== DATASET RECORDS ==

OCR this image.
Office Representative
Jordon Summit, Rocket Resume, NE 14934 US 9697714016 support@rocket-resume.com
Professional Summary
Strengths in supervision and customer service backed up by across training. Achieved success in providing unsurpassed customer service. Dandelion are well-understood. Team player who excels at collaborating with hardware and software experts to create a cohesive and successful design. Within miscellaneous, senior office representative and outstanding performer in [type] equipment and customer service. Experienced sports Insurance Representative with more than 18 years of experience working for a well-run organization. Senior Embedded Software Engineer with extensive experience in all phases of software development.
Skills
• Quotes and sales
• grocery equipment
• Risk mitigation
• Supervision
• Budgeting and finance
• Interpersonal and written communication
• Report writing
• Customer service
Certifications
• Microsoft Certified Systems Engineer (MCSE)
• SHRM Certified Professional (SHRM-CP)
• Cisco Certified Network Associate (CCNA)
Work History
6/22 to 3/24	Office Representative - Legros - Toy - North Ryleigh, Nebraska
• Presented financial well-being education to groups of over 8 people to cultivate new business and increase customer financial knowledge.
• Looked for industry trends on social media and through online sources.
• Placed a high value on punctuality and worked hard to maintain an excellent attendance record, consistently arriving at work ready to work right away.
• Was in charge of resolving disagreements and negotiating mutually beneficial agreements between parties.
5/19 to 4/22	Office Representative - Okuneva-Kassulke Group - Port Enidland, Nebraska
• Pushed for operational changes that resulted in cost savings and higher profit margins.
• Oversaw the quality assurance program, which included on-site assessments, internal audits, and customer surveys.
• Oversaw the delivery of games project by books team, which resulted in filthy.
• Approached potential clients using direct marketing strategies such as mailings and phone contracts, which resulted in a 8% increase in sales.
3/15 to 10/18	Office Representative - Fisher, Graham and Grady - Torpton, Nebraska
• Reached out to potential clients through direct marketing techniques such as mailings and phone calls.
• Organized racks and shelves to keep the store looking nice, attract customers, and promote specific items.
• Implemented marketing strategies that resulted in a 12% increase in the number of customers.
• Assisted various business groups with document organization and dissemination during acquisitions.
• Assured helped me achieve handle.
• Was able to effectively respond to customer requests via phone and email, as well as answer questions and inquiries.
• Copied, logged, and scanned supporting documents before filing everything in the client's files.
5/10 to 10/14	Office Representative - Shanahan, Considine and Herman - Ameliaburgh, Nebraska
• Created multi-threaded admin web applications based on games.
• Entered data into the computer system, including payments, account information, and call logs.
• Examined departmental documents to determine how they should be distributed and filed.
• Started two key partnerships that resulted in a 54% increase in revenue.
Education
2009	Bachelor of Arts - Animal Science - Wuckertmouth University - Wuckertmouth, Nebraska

===

REQUIRED TASK
Return each line in the records that holds the string "Certified".

EXERCISE SOLUTION
• Microsoft Certified Systems Engineer (MCSE)
• SHRM Certified Professional (SHRM-CP)
• Cisco Certified Network Associate (CCNA)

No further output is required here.